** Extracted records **
----
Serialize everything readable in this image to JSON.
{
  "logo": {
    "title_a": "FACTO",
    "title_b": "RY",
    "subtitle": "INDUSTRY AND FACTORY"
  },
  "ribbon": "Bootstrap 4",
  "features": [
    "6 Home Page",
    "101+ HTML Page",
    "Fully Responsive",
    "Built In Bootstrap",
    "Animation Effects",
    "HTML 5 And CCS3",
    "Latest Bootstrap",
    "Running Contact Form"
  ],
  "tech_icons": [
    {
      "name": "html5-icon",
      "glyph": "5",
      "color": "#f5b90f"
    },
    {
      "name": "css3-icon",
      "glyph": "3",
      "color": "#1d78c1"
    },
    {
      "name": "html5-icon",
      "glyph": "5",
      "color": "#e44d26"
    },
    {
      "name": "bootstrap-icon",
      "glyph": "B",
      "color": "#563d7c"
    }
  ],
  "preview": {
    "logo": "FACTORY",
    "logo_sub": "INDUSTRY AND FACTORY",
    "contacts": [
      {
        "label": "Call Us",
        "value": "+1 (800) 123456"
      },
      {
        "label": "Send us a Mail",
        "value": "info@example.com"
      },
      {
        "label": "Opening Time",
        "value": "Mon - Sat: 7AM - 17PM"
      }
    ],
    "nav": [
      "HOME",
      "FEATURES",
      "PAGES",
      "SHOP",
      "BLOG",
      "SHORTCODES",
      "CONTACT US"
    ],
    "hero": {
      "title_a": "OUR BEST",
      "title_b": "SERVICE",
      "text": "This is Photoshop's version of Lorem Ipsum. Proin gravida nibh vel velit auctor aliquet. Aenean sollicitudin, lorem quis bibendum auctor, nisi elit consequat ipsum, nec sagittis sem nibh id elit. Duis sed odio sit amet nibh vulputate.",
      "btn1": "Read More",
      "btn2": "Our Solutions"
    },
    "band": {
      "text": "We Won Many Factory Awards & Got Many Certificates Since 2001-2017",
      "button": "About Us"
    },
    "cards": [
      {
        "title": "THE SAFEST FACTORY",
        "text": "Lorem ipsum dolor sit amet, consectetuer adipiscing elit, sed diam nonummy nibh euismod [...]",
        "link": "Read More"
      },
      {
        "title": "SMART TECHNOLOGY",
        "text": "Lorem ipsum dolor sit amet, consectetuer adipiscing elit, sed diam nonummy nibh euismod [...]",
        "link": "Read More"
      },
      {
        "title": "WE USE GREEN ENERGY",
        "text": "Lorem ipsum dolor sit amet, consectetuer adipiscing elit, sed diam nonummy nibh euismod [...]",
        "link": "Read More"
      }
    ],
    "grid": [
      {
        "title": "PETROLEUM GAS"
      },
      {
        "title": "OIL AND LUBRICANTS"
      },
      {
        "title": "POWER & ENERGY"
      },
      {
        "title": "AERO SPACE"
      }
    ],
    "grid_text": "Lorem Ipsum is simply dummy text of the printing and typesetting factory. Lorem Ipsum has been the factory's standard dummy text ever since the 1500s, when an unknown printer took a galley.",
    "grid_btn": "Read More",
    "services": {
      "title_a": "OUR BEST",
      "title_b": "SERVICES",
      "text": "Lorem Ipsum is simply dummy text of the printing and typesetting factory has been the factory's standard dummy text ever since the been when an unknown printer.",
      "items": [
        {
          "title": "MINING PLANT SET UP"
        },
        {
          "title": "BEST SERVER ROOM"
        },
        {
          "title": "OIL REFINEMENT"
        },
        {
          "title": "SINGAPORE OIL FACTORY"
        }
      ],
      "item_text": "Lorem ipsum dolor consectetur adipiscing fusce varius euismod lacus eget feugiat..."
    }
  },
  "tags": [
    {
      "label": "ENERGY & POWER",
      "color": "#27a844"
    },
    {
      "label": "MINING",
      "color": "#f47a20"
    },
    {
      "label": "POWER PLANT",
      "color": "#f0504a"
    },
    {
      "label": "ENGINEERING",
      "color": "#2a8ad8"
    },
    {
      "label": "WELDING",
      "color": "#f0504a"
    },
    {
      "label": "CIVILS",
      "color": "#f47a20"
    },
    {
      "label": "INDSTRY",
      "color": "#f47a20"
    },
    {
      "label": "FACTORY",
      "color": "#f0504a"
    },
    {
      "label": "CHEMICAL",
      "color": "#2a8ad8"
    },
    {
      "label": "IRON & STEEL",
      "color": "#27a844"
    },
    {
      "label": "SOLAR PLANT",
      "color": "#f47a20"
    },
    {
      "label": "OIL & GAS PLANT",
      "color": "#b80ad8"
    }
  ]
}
----
** WHAT IS NEEDED **
Return each line in the records that holds the string "been".

** SOLUTION TO THIS TASK **
    "grid_text": "Lorem Ipsum is simply dummy text of the printing and typesetting factory. Lorem Ipsum has been the factory's standard dummy text ever since the 1500s, when an unknown printer took a galley.",
      "text": "Lorem Ipsum is simply dummy text of the printing and typesetting factory has been the factory's standard dummy text ever since the been when an unknown printer.",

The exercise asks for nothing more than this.